(Figure data in JSON)
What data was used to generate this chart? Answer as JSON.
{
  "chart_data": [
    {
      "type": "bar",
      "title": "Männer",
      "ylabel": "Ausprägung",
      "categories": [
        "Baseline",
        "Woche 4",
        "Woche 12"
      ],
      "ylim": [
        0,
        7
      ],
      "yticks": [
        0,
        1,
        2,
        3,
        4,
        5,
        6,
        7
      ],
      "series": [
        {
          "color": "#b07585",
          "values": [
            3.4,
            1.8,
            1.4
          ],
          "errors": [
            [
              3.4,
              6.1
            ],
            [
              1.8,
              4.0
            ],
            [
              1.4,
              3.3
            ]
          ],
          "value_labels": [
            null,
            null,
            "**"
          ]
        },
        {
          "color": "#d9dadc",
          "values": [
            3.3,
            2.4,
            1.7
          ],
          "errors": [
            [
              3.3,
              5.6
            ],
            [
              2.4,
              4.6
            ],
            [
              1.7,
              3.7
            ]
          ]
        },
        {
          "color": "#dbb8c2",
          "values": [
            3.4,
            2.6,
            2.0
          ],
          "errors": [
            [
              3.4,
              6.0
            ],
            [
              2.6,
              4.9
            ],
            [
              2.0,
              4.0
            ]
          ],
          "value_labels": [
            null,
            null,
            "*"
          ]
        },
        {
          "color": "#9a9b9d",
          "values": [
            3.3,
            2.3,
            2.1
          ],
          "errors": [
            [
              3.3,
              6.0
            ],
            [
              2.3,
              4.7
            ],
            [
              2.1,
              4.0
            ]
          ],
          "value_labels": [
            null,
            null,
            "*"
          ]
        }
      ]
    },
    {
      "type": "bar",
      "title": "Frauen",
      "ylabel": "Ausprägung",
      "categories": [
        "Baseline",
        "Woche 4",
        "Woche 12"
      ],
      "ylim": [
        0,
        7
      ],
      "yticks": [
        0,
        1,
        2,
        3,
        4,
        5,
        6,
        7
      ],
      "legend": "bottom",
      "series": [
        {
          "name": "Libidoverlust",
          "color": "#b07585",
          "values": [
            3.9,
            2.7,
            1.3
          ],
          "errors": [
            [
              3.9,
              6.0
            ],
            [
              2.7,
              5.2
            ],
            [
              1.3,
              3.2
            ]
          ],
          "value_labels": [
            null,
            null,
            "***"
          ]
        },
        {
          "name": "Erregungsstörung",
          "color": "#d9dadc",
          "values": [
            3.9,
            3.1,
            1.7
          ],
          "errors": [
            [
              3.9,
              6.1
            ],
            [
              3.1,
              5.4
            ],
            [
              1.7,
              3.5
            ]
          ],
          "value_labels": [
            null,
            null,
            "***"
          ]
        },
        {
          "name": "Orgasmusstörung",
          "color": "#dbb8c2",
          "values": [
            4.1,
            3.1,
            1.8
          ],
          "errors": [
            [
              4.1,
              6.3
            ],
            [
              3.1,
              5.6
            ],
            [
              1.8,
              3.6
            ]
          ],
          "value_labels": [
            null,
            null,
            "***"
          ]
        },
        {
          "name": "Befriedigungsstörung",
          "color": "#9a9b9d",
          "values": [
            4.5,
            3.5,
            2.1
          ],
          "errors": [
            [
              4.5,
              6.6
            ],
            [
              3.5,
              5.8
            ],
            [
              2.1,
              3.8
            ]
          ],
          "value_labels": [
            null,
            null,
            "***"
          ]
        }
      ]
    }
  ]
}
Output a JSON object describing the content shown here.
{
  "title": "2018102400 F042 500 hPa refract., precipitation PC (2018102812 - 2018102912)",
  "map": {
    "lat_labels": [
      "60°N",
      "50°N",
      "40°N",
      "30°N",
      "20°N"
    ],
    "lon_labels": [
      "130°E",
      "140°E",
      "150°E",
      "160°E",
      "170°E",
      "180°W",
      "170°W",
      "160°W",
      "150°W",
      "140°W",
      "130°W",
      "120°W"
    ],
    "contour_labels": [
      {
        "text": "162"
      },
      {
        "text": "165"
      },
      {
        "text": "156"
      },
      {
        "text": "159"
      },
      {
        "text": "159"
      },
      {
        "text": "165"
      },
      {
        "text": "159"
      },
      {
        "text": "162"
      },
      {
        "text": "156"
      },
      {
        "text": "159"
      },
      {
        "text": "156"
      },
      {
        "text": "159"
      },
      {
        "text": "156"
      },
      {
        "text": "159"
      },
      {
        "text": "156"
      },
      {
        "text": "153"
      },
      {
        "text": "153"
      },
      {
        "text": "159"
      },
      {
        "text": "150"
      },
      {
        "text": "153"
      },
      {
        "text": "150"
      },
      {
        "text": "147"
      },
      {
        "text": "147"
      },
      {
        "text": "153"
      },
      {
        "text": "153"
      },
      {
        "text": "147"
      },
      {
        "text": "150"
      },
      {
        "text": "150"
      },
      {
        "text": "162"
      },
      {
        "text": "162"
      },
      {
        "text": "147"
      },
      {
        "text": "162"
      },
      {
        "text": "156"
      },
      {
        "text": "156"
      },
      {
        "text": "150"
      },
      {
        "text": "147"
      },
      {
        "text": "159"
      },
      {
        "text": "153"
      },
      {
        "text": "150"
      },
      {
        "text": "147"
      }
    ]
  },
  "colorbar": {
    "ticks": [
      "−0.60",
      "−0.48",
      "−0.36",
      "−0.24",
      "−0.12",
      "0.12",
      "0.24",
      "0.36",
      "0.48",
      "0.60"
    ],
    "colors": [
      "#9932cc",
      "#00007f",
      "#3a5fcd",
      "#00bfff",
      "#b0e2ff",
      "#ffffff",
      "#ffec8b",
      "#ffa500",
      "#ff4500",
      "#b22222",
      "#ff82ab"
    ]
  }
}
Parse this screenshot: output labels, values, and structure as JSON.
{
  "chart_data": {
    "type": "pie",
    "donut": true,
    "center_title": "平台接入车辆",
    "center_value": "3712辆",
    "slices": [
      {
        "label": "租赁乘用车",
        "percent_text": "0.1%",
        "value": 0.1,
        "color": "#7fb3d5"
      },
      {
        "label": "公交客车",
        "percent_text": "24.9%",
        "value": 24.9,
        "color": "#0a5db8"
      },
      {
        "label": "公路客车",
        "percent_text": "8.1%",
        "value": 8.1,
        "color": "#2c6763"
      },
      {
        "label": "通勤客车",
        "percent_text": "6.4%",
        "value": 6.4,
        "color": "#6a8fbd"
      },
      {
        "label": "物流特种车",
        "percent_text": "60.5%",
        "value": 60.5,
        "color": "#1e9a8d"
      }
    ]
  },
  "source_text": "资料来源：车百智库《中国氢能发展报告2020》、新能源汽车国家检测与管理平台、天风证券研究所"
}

### WRITTEN REQUEST
Each line of the material should be echoed exactly.

### EXERCISE SOLUTION
What data was used to generate this chart? Answer as JSON.
{
  "chart_data": [
    {
      "type": "bar",
      "title": "Männer",
      "ylabel": "Ausprägung",
      "categories": [
        "Baseline",
        "Woche 4",
        "Woche 12"
      ],
      "ylim": [
        0,
        7
      ],
      "yticks": [
        0,
        1,
        2,
        3,
        4,
        5,
        6,
        7
      ],
      "series": [
        {
          "color": "#b07585",
          "values": [
            3.4,
            1.8,
            1.4
          ],
          "errors": [
            [
              3.4,
              6.1
            ],
            [
              1.8,
              4.0
            ],
            [
              1.4,
              3.3
            ]
          ],
          "value_labels": [
            null,
            null,
            "**"
          ]
        },
        {
          "color": "#d9dadc",
          "values": [
            3.3,
            2.4,
            1.7
          ],
          "errors": [
            [
              3.3,
              5.6
            ],
            [
              2.4,
              4.6
            ],
            [
              1.7,
              3.7
            ]
          ]
        },
        {
          "color": "#dbb8c2",
          "values": [
            3.4,
            2.6,
            2.0
          ],
          "errors": [
            [
              3.4,
              6.0
            ],
            [
              2.6,
              4.9
            ],
            [
              2.0,
              4.0
            ]
          ],
          "value_labels": [
            null,
            null,
            "*"
          ]
        },
        {
          "color": "#9a9b9d",
          "values": [
            3.3,
            2.3,
            2.1
          ],
          "errors": [
            [
              3.3,
              6.0
            ],
            [
              2.3,
              4.7
            ],
            [
              2.1,
              4.0
            ]
          ],
          "value_labels": [
            null,
            null,
            "*"
          ]
        }
      ]
    },
    {
      "type": "bar",
      "title": "Frauen",
      "ylabel": "Ausprägung",
      "categories": [
        "Baseline",
        "Woche 4",
        "Woche 12"
      ],
      "ylim": [
        0,
        7
      ],
      "yticks": [
        0,
        1,
        2,
        3,
        4,
        5,
        6,
        7
      ],
      "legend": "bottom",
      "series": [
        {
          "name": "Libidoverlust",
          "color": "#b07585",
          "values": [
            3.9,
            2.7,
            1.3
          ],
          "errors": [
            [
              3.9,
              6.0
            ],
            [
              2.7,
              5.2
            ],
            [
              1.3,
              3.2
            ]
          ],
          "value_labels": [
            null,
            null,
            "***"
          ]
        },
        {
          "name": "Erregungsstörung",
          "color": "#d9dadc",
          "values": [
            3.9,
            3.1,
            1.7
          ],
          "errors": [
            [
              3.9,
              6.1
            ],
            [
              3.1,
              5.4
            ],
            [
              1.7,
              3.5
            ]
          ],
          "value_labels": [
            null,
            null,
            "***"
          ]
        },
        {
          "name": "Orgasmusstörung",
          "color": "#dbb8c2",
          "values": [
            4.1,
            3.1,
            1.8
          ],
          "errors": [
            [
              4.1,
              6.3
            ],
            [
              3.1,
              5.6
            ],
            [
              1.8,
              3.6
            ]
          ],
          "value_labels": [
            null,
            null,
            "***"
          ]
        },
        {
          "name": "Befriedigungsstörung",
          "color": "#9a9b9d",
          "values": [
            4.5,
            3.5,
            2.1
          ],
          "errors": [
            [
              4.5,
              6.6
            ],
            [
              3.5,
              5.8
            ],
            [
              2.1,
              3.8
            ]
          ],
          "value_labels": [
            null,
            null,
            "***"
          ]
        }
      ]
    }
  ]
}
Output a JSON object describing the content shown here.
{
  "title": "2018102400 F042 500 hPa refract., precipitation PC (2018102812 - 2018102912)",
  "map": {
    "lat_labels": [
      "60°N",
      "50°N",
      "40°N",
      "30°N",
      "20°N"
    ],
    "lon_labels": [
      "130°E",
      "140°E",
      "150°E",
      "160°E",
      "170°E",
      "180°W",
      "170°W",
      "160°W",
      "150°W",
      "140°W",
      "130°W",
      "120°W"
    ],
    "contour_labels": [
      {
        "text": "162"
      },
      {
        "text": "165"
      },
      {
        "text": "156"
      },
      {
        "text": "159"
      },
      {
        "text": "159"
      },
      {
        "text": "165"
      },
      {
        "text": "159"
      },
      {
        "text": "162"
      },
      {
        "text": "156"
      },
      {
        "text": "159"
      },
      {
        "text": "156"
      },
      {
        "text": "159"
      },
      {
        "text": "156"
      },
      {
        "text": "159"
      },
      {
        "text": "156"
      },
      {
        "text": "153"
      },
      {
        "text": "153"
      },
      {
        "text": "159"
      },
      {
        "text": "150"
      },
      {
        "text": "153"
      },
      {
        "text": "150"
      },
      {
        "text": "147"
      },
      {
        "text": "147"
      },
      {
        "text": "153"
      },
      {
        "text": "153"
      },
      {
        "text": "147"
      },
      {
        "text": "150"
      },
      {
        "text": "150"
      },
      {
        "text": "162"
      },
      {
        "text": "162"
      },
      {
        "text": "147"
      },
      {
        "text": "162"
      },
      {
        "text": "156"
      },
      {
        "text": "156"
      },
      {
        "text": "150"
      },
      {
        "text": "147"
      },
      {
        "text": "159"
      },
      {
        "text": "153"
      },
      {
        "text": "150"
      },
      {
        "text": "147"
      }
    ]
  },
  "colorbar": {
    "ticks": [
      "−0.60",
      "−0.48",
      "−0.36",
      "−0.24",
      "−0.12",
      "0.12",
      "0.24",
      "0.36",
      "0.48",
      "0.60"
    ],
    "colors": [
      "#9932cc",
      "#00007f",
      "#3a5fcd",
      "#00bfff",
      "#b0e2ff",
      "#ffffff",
      "#ffec8b",
      "#ffa500",
      "#ff4500",
      "#b22222",
      "#ff82ab"
    ]
  }
}
Parse this screenshot: output labels, values, and structure as JSON.
{
  "chart_data": {
    "type": "pie",
    "donut": true,
    "center_title": "平台接入车辆",
    "center_value": "3712辆",
    "slices": [
      {
        "label": "租赁乘用车",
        "percent_text": "0.1%",
        "value": 0.1,
        "color": "#7fb3d5"
      },
      {
        "label": "公交客车",
        "percent_text": "24.9%",
        "value": 24.9,
        "color": "#0a5db8"
      },
      {
        "label": "公路客车",
        "percent_text": "8.1%",
        "value": 8.1,
        "color": "#2c6763"
      },
      {
        "label": "通勤客车",
        "percent_text": "6.4%",
        "value": 6.4,
        "color": "#6a8fbd"
      },
      {
        "label": "物流特种车",
        "percent_text": "60.5%",
        "value": 60.5,
        "color": "#1e9a8d"
      }
    ]
  },
  "source_text": "资料来源：车百智库《中国氢能发展报告2020》、新能源汽车国家检测与管理平台、天风证券研究所"
}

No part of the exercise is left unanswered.